Look through the entries below and count the lines with the word "during" in them; give only the number.

§ **Records from a dataset**

+++++

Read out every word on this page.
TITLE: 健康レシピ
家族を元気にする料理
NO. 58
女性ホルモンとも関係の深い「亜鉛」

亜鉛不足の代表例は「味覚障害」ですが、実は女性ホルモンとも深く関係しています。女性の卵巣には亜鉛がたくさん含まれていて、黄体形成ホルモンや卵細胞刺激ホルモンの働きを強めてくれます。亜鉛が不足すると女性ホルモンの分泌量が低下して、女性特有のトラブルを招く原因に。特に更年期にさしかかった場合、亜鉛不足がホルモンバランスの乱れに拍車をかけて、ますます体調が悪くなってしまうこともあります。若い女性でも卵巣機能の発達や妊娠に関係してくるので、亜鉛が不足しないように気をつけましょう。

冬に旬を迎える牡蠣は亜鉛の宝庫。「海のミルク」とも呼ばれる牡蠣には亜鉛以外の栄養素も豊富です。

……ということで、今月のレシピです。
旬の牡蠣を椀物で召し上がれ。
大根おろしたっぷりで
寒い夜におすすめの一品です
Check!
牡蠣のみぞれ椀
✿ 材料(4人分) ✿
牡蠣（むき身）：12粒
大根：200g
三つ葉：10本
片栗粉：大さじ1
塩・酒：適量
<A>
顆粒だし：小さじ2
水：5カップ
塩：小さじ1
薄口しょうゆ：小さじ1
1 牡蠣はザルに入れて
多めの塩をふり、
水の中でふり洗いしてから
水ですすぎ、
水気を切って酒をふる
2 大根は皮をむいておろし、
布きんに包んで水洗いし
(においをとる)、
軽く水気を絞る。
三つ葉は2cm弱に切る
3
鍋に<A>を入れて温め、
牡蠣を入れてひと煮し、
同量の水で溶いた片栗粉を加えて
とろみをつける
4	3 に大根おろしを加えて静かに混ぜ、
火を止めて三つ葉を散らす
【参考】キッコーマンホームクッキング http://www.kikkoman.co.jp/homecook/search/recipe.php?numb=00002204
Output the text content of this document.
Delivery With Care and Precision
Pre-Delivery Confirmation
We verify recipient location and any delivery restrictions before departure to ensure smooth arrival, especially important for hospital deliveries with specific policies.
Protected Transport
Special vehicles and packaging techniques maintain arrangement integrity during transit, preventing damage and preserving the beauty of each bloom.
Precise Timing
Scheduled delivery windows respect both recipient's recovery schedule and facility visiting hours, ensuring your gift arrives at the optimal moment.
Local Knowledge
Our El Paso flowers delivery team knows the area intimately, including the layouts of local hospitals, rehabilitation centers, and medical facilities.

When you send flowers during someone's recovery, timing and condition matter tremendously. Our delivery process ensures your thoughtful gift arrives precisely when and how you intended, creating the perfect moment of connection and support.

+++++

§ **TASK ANSWER**
2